Exercise:
Every line of the records must be repeated exactly; pictures stay out.

* * *

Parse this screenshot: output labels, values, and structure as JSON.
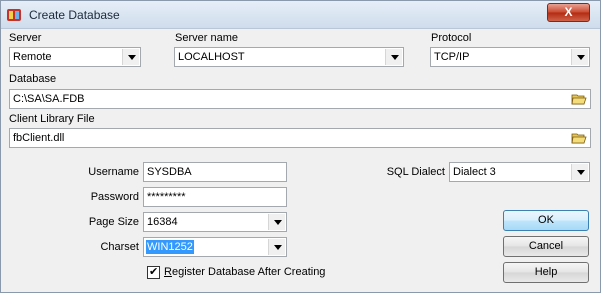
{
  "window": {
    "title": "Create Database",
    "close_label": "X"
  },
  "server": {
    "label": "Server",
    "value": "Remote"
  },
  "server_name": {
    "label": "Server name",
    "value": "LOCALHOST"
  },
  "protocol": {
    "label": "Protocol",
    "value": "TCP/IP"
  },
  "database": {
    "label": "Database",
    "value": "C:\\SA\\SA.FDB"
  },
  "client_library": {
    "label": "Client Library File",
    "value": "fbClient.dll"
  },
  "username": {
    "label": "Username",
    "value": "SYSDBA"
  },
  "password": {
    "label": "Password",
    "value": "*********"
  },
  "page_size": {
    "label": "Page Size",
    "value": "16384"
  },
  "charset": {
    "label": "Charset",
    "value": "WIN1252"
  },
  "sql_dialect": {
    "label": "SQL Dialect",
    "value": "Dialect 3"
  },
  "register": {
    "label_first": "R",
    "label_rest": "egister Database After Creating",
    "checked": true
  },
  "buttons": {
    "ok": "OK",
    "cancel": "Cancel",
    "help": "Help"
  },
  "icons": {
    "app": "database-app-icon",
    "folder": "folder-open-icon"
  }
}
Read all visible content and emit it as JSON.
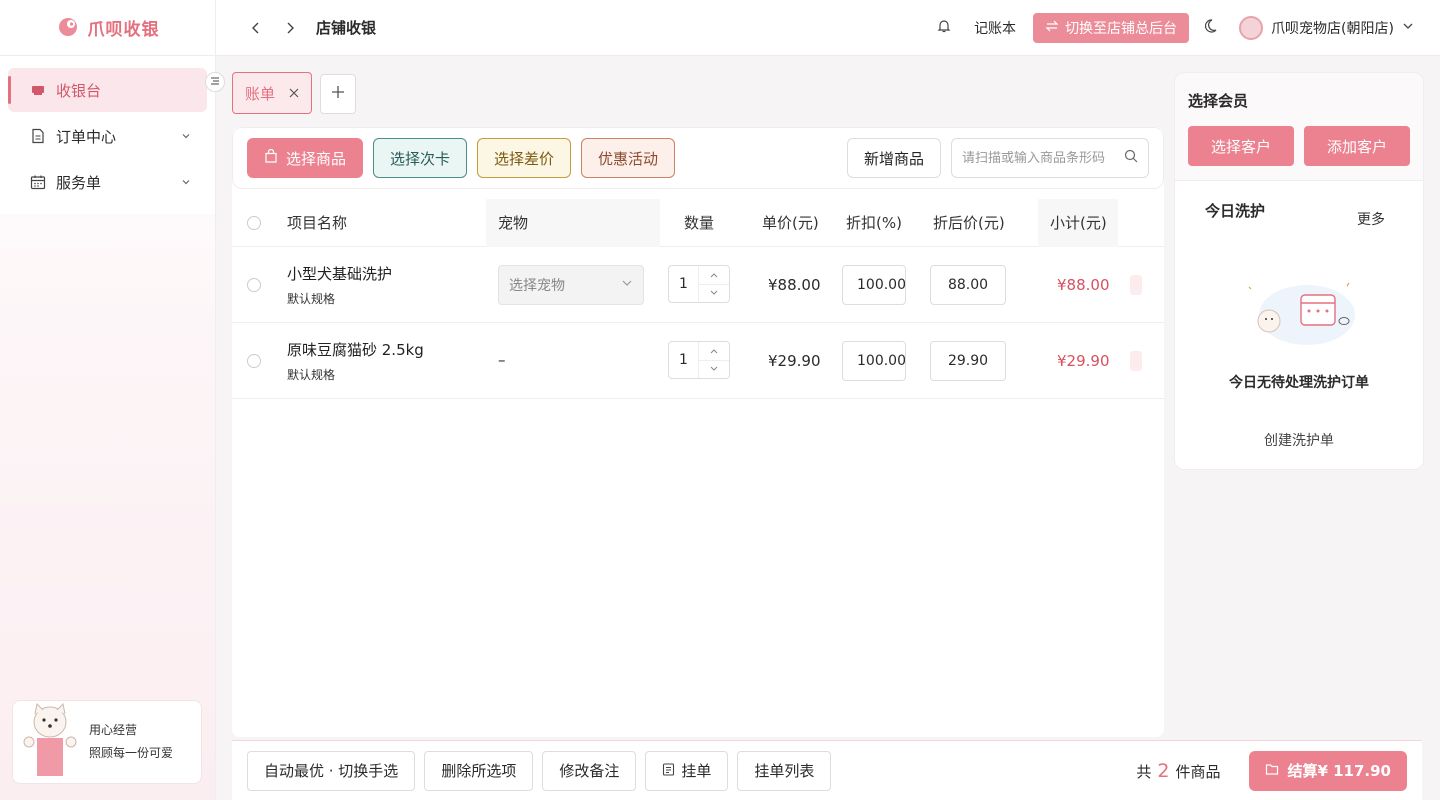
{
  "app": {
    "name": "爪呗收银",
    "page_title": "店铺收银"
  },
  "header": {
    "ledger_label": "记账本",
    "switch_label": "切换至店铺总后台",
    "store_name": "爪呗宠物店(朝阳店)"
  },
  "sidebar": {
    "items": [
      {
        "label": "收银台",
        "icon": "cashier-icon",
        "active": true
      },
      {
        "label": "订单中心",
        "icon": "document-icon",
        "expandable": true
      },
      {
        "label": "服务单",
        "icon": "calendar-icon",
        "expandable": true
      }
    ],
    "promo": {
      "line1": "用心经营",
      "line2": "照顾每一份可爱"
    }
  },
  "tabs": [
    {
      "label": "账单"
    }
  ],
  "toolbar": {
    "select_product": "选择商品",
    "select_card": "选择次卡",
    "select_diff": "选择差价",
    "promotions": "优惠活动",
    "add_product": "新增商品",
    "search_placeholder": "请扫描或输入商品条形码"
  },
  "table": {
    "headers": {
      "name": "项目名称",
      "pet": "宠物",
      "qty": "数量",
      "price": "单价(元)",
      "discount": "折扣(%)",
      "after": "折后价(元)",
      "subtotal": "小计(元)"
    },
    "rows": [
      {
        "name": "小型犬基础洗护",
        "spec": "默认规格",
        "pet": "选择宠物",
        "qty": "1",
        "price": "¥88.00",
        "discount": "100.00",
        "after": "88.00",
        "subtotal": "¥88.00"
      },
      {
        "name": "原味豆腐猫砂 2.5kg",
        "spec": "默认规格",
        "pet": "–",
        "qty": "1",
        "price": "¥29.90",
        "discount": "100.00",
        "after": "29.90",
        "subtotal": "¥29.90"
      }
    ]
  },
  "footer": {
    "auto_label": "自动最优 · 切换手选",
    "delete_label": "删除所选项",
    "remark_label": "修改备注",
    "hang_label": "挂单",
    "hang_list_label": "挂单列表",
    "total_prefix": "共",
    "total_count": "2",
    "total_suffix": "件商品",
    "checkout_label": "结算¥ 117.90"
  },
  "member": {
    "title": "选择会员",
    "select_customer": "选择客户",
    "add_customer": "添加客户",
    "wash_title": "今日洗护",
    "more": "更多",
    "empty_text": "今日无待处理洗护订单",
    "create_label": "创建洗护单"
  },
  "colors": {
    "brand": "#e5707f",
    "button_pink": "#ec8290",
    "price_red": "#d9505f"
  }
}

* * *

Solution:
Parse this screenshot: output labels, values, and structure as JSON.
{
  "window": {
    "title": "Create Database",
    "close_label": "X"
  },
  "server": {
    "label": "Server",
    "value": "Remote"
  },
  "server_name": {
    "label": "Server name",
    "value": "LOCALHOST"
  },
  "protocol": {
    "label": "Protocol",
    "value": "TCP/IP"
  },
  "database": {
    "label": "Database",
    "value": "C:\\SA\\SA.FDB"
  },
  "client_library": {
    "label": "Client Library File",
    "value": "fbClient.dll"
  },
  "username": {
    "label": "Username",
    "value": "SYSDBA"
  },
  "password": {
    "label": "Password",
    "value": "*********"
  },
  "page_size": {
    "label": "Page Size",
    "value": "16384"
  },
  "charset": {
    "label": "Charset",
    "value": "WIN1252"
  },
  "sql_dialect": {
    "label": "SQL Dialect",
    "value": "Dialect 3"
  },
  "register": {
    "label_first": "R",
    "label_rest": "egister Database After Creating",
    "checked": true
  },
  "buttons": {
    "ok": "OK",
    "cancel": "Cancel",
    "help": "Help"
  },
  "icons": {
    "app": "database-app-icon",
    "folder": "folder-open-icon"
  }
}
Read all visible content and emit it as JSON.
{
  "app": {
    "name": "爪呗收银",
    "page_title": "店铺收银"
  },
  "header": {
    "ledger_label": "记账本",
    "switch_label": "切换至店铺总后台",
    "store_name": "爪呗宠物店(朝阳店)"
  },
  "sidebar": {
    "items": [
      {
        "label": "收银台",
        "icon": "cashier-icon",
        "active": true
      },
      {
        "label": "订单中心",
        "icon": "document-icon",
        "expandable": true
      },
      {
        "label": "服务单",
        "icon": "calendar-icon",
        "expandable": true
      }
    ],
    "promo": {
      "line1": "用心经营",
      "line2": "照顾每一份可爱"
    }
  },
  "tabs": [
    {
      "label": "账单"
    }
  ],
  "toolbar": {
    "select_product": "选择商品",
    "select_card": "选择次卡",
    "select_diff": "选择差价",
    "promotions": "优惠活动",
    "add_product": "新增商品",
    "search_placeholder": "请扫描或输入商品条形码"
  },
  "table": {
    "headers": {
      "name": "项目名称",
      "pet": "宠物",
      "qty": "数量",
      "price": "单价(元)",
      "discount": "折扣(%)",
      "after": "折后价(元)",
      "subtotal": "小计(元)"
    },
    "rows": [
      {
        "name": "小型犬基础洗护",
        "spec": "默认规格",
        "pet": "选择宠物",
        "qty": "1",
        "price": "¥88.00",
        "discount": "100.00",
        "after": "88.00",
        "subtotal": "¥88.00"
      },
      {
        "name": "原味豆腐猫砂 2.5kg",
        "spec": "默认规格",
        "pet": "–",
        "qty": "1",
        "price": "¥29.90",
        "discount": "100.00",
        "after": "29.90",
        "subtotal": "¥29.90"
      }
    ]
  },
  "footer": {
    "auto_label": "自动最优 · 切换手选",
    "delete_label": "删除所选项",
    "remark_label": "修改备注",
    "hang_label": "挂单",
    "hang_list_label": "挂单列表",
    "total_prefix": "共",
    "total_count": "2",
    "total_suffix": "件商品",
    "checkout_label": "结算¥ 117.90"
  },
  "member": {
    "title": "选择会员",
    "select_customer": "选择客户",
    "add_customer": "添加客户",
    "wash_title": "今日洗护",
    "more": "更多",
    "empty_text": "今日无待处理洗护订单",
    "create_label": "创建洗护单"
  },
  "colors": {
    "brand": "#e5707f",
    "button_pink": "#ec8290",
    "price_red": "#d9505f"
  }
}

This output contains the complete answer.